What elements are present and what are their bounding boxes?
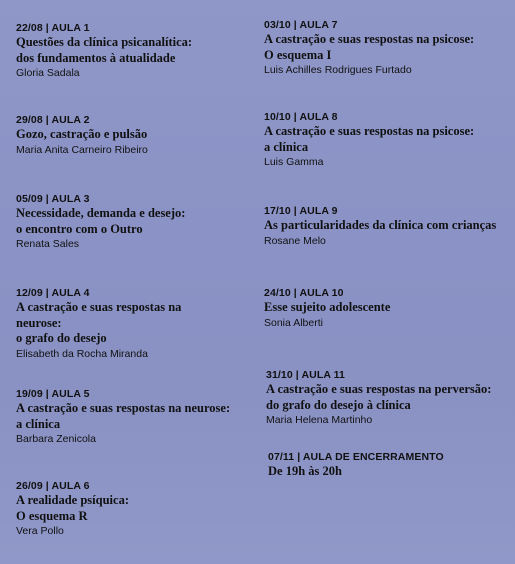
session-date: 26/09 | AULA 6 [16, 480, 90, 492]
session-title-line: A castração e suas respostas na psicose: [264, 124, 475, 138]
session-date: 07/11 | AULA DE ENCERRAMENTO [268, 451, 444, 463]
session-speaker: Barbara Zenicola [16, 433, 96, 445]
session-title-line: A castração e suas respostas na neurose: [16, 401, 231, 415]
session-speaker: Maria Helena Martinho [266, 414, 373, 426]
aula-10 [264, 286, 515, 331]
session-date: 24/10 | AULA 10 [264, 287, 344, 299]
session-date: 17/10 | AULA 9 [264, 205, 338, 217]
session-title-line: o encontro com o Outro [16, 221, 143, 236]
session-speaker: Elisabeth da Rocha Miranda [16, 347, 148, 360]
session-date: 12/09 | AULA 4 [16, 287, 90, 299]
session-date: 05/09 | AULA 3 [16, 193, 90, 205]
session-date: 22/08 | AULA 1 [16, 22, 90, 34]
session-title-line: Gozo, castração e pulsão [16, 127, 148, 141]
session-title-line: o grafo do desejo [16, 331, 107, 345]
aula-4 [16, 286, 276, 362]
session-time: De 19h às 20h [268, 464, 342, 478]
aula-1 [16, 21, 276, 81]
aula-2 [16, 113, 276, 158]
session-speaker: Rosane Melo [264, 234, 326, 247]
session-date: 19/09 | AULA 5 [16, 388, 90, 400]
aula-7 [264, 18, 515, 78]
session-date: 03/10 | AULA 7 [264, 19, 338, 31]
session-title-line: Questões da clínica psicanalítica: [16, 35, 193, 49]
session-date: 10/10 | AULA 8 [264, 111, 338, 123]
aula-6 [16, 479, 276, 539]
session-speaker: Luis Achilles Rodrigues Furtado [264, 64, 412, 76]
session-title-line: A realidade psíquica: [16, 493, 129, 507]
session-title-line: do grafo do desejo à clínica [266, 397, 411, 412]
aula-9 [264, 204, 515, 249]
aula-3 [16, 192, 276, 252]
session-title-line: O esquema I [264, 47, 332, 62]
aula-5 [16, 387, 276, 447]
session-title-line: Necessidade, demanda e desejo: [16, 206, 186, 220]
session-date: 31/10 | AULA 11 [266, 369, 345, 381]
aula-8 [264, 110, 515, 170]
session-speaker: Sonia Alberti [264, 316, 323, 329]
session-title-line: A castração e suas respostas na [16, 300, 182, 314]
session-title-line: a clínica [264, 139, 309, 154]
session-speaker: Luis Gamma [264, 156, 324, 168]
session-title-line: A castração e suas respostas na psicose: [264, 32, 475, 46]
session-title-line: A castração e suas respostas na perversão: [266, 382, 492, 396]
session-title-line: neurose: [16, 315, 62, 330]
session-title-line: O esquema R [16, 508, 88, 523]
session-speaker: Vera Pollo [16, 525, 64, 537]
session-title-line: dos fundamentos à atualidade [16, 50, 176, 65]
session-speaker: Maria Anita Carneiro Ribeiro [16, 143, 148, 156]
aula-11 [266, 368, 515, 428]
session-title-line: As particularidades da clínica com crianças [264, 218, 497, 232]
session-speaker: Renata Sales [16, 238, 80, 250]
aula-encerramento [268, 450, 515, 480]
session-speaker: Gloria Sadala [16, 67, 80, 79]
session-title-line: a clínica [16, 416, 61, 431]
session-date: 29/08 | AULA 2 [16, 114, 90, 126]
session-title-line: Esse sujeito adolescente [264, 300, 391, 314]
::::
Rewrite the records, swapping every "session-speaker" for "speaker" and changing nothing else. Leave out the picture.

What elements are present and what are their bounding boxes?
session-date: 26/09 | AULA 6 [16, 480, 90, 492]
session-title-line: A castração e suas respostas na psicose: [264, 124, 475, 138]
session-date: 07/11 | AULA DE ENCERRAMENTO [268, 451, 444, 463]
speaker: Barbara Zenicola [16, 433, 96, 445]
session-title-line: A castração e suas respostas na neurose: [16, 401, 231, 415]
speaker: Maria Helena Martinho [266, 414, 373, 426]
aula-10 [264, 286, 515, 331]
session-date: 24/10 | AULA 10 [264, 287, 344, 299]
session-date: 17/10 | AULA 9 [264, 205, 338, 217]
session-title-line: o encontro com o Outro [16, 221, 143, 236]
speaker: Elisabeth da Rocha Miranda [16, 347, 148, 360]
session-date: 12/09 | AULA 4 [16, 287, 90, 299]
session-date: 05/09 | AULA 3 [16, 193, 90, 205]
session-date: 22/08 | AULA 1 [16, 22, 90, 34]
session-title-line: Gozo, castração e pulsão [16, 127, 148, 141]
session-title-line: o grafo do desejo [16, 331, 107, 345]
aula-4 [16, 286, 276, 362]
session-time: De 19h às 20h [268, 464, 342, 478]
aula-1 [16, 21, 276, 81]
aula-2 [16, 113, 276, 158]
speaker: Rosane Melo [264, 234, 326, 247]
session-date: 19/09 | AULA 5 [16, 388, 90, 400]
aula-7 [264, 18, 515, 78]
session-date: 03/10 | AULA 7 [264, 19, 338, 31]
session-title-line: Questões da clínica psicanalítica: [16, 35, 193, 49]
session-date: 10/10 | AULA 8 [264, 111, 338, 123]
aula-6 [16, 479, 276, 539]
speaker: Luis Achilles Rodrigues Furtado [264, 64, 412, 76]
session-title-line: A realidade psíquica: [16, 493, 129, 507]
session-title-line: do grafo do desejo à clínica [266, 397, 411, 412]
aula-9 [264, 204, 515, 249]
aula-3 [16, 192, 276, 252]
session-title-line: O esquema I [264, 47, 332, 62]
aula-5 [16, 387, 276, 447]
session-title-line: Necessidade, demanda e desejo: [16, 206, 186, 220]
session-date: 31/10 | AULA 11 [266, 369, 345, 381]
aula-8 [264, 110, 515, 170]
speaker: Sonia Alberti [264, 316, 323, 329]
session-title-line: A castração e suas respostas na [16, 300, 182, 314]
session-title-line: a clínica [264, 139, 309, 154]
speaker: Luis Gamma [264, 156, 324, 168]
session-title-line: A castração e suas respostas na psicose: [264, 32, 475, 46]
session-title-line: A castração e suas respostas na perversão: [266, 382, 492, 396]
session-title-line: neurose: [16, 315, 62, 330]
session-title-line: O esquema R [16, 508, 88, 523]
speaker: Vera Pollo [16, 525, 64, 537]
session-title-line: dos fundamentos à atualidade [16, 50, 176, 65]
speaker: Maria Anita Carneiro Ribeiro [16, 143, 148, 156]
aula-11 [266, 368, 515, 428]
session-title-line: As particularidades da clínica com crianças [264, 218, 497, 232]
speaker: Renata Sales [16, 238, 80, 250]
aula-encerramento [268, 450, 515, 480]
speaker: Gloria Sadala [16, 67, 80, 79]
session-title-line: a clínica [16, 416, 61, 431]
session-date: 29/08 | AULA 2 [16, 114, 90, 126]
session-title-line: Esse sujeito adolescente [264, 300, 391, 314]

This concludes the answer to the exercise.